[Short exercise]: Take the entries below and print all of them exactly, please.

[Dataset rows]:
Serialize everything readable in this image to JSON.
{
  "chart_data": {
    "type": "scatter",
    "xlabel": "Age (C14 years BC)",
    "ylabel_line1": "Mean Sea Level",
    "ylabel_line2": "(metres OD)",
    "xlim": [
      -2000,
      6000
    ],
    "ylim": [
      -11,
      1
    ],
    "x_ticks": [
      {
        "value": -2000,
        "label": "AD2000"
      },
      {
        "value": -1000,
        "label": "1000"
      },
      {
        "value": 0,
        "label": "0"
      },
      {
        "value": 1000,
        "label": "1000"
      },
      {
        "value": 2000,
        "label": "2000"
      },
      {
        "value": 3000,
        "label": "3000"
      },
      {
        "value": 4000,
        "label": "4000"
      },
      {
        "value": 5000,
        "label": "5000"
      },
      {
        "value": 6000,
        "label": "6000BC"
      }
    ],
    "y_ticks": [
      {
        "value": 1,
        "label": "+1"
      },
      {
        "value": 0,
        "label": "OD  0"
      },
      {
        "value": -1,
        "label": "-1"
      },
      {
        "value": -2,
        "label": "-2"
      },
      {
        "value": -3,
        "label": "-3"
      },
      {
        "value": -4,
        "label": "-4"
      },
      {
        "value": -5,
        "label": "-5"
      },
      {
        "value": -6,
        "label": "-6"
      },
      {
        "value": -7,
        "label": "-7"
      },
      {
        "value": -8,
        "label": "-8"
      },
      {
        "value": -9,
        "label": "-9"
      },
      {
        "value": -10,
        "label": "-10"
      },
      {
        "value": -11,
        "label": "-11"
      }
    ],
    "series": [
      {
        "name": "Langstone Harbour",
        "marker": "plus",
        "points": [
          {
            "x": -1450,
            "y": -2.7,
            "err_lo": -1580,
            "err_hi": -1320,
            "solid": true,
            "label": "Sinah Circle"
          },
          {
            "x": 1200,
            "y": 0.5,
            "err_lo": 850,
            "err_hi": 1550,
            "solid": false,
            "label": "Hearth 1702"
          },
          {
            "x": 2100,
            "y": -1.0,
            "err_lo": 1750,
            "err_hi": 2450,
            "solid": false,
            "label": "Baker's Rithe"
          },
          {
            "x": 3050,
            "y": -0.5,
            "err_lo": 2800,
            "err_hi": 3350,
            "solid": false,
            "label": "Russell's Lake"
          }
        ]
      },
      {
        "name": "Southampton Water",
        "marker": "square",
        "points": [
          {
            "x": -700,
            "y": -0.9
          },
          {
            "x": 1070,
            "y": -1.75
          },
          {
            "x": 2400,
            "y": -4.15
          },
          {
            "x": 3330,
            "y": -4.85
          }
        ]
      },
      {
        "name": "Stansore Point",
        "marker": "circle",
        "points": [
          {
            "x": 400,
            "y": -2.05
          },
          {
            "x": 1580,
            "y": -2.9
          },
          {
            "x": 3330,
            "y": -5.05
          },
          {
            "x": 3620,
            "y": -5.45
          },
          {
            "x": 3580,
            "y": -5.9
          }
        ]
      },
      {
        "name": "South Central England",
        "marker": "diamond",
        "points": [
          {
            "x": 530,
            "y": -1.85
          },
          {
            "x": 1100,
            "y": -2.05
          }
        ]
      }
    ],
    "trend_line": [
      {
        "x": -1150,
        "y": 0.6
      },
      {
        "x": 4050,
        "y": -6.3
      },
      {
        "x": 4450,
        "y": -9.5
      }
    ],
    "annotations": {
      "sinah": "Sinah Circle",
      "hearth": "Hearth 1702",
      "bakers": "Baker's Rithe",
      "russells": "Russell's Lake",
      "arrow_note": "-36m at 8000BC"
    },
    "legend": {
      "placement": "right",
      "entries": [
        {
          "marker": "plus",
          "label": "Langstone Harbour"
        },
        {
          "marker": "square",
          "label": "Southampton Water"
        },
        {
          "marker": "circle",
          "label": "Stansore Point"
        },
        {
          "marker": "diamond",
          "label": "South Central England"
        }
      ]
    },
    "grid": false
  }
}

[Correct result]:
Serialize everything readable in this image to JSON.
{
  "chart_data": {
    "type": "scatter",
    "xlabel": "Age (C14 years BC)",
    "ylabel_line1": "Mean Sea Level",
    "ylabel_line2": "(metres OD)",
    "xlim": [
      -2000,
      6000
    ],
    "ylim": [
      -11,
      1
    ],
    "x_ticks": [
      {
        "value": -2000,
        "label": "AD2000"
      },
      {
        "value": -1000,
        "label": "1000"
      },
      {
        "value": 0,
        "label": "0"
      },
      {
        "value": 1000,
        "label": "1000"
      },
      {
        "value": 2000,
        "label": "2000"
      },
      {
        "value": 3000,
        "label": "3000"
      },
      {
        "value": 4000,
        "label": "4000"
      },
      {
        "value": 5000,
        "label": "5000"
      },
      {
        "value": 6000,
        "label": "6000BC"
      }
    ],
    "y_ticks": [
      {
        "value": 1,
        "label": "+1"
      },
      {
        "value": 0,
        "label": "OD  0"
      },
      {
        "value": -1,
        "label": "-1"
      },
      {
        "value": -2,
        "label": "-2"
      },
      {
        "value": -3,
        "label": "-3"
      },
      {
        "value": -4,
        "label": "-4"
      },
      {
        "value": -5,
        "label": "-5"
      },
      {
        "value": -6,
        "label": "-6"
      },
      {
        "value": -7,
        "label": "-7"
      },
      {
        "value": -8,
        "label": "-8"
      },
      {
        "value": -9,
        "label": "-9"
      },
      {
        "value": -10,
        "label": "-10"
      },
      {
        "value": -11,
        "label": "-11"
      }
    ],
    "series": [
      {
        "name": "Langstone Harbour",
        "marker": "plus",
        "points": [
          {
            "x": -1450,
            "y": -2.7,
            "err_lo": -1580,
            "err_hi": -1320,
            "solid": true,
            "label": "Sinah Circle"
          },
          {
            "x": 1200,
            "y": 0.5,
            "err_lo": 850,
            "err_hi": 1550,
            "solid": false,
            "label": "Hearth 1702"
          },
          {
            "x": 2100,
            "y": -1.0,
            "err_lo": 1750,
            "err_hi": 2450,
            "solid": false,
            "label": "Baker's Rithe"
          },
          {
            "x": 3050,
            "y": -0.5,
            "err_lo": 2800,
            "err_hi": 3350,
            "solid": false,
            "label": "Russell's Lake"
          }
        ]
      },
      {
        "name": "Southampton Water",
        "marker": "square",
        "points": [
          {
            "x": -700,
            "y": -0.9
          },
          {
            "x": 1070,
            "y": -1.75
          },
          {
            "x": 2400,
            "y": -4.15
          },
          {
            "x": 3330,
            "y": -4.85
          }
        ]
      },
      {
        "name": "Stansore Point",
        "marker": "circle",
        "points": [
          {
            "x": 400,
            "y": -2.05
          },
          {
            "x": 1580,
            "y": -2.9
          },
          {
            "x": 3330,
            "y": -5.05
          },
          {
            "x": 3620,
            "y": -5.45
          },
          {
            "x": 3580,
            "y": -5.9
          }
        ]
      },
      {
        "name": "South Central England",
        "marker": "diamond",
        "points": [
          {
            "x": 530,
            "y": -1.85
          },
          {
            "x": 1100,
            "y": -2.05
          }
        ]
      }
    ],
    "trend_line": [
      {
        "x": -1150,
        "y": 0.6
      },
      {
        "x": 4050,
        "y": -6.3
      },
      {
        "x": 4450,
        "y": -9.5
      }
    ],
    "annotations": {
      "sinah": "Sinah Circle",
      "hearth": "Hearth 1702",
      "bakers": "Baker's Rithe",
      "russells": "Russell's Lake",
      "arrow_note": "-36m at 8000BC"
    },
    "legend": {
      "placement": "right",
      "entries": [
        {
          "marker": "plus",
          "label": "Langstone Harbour"
        },
        {
          "marker": "square",
          "label": "Southampton Water"
        },
        {
          "marker": "circle",
          "label": "Stansore Point"
        },
        {
          "marker": "diamond",
          "label": "South Central England"
        }
      ]
    },
    "grid": false
  }
}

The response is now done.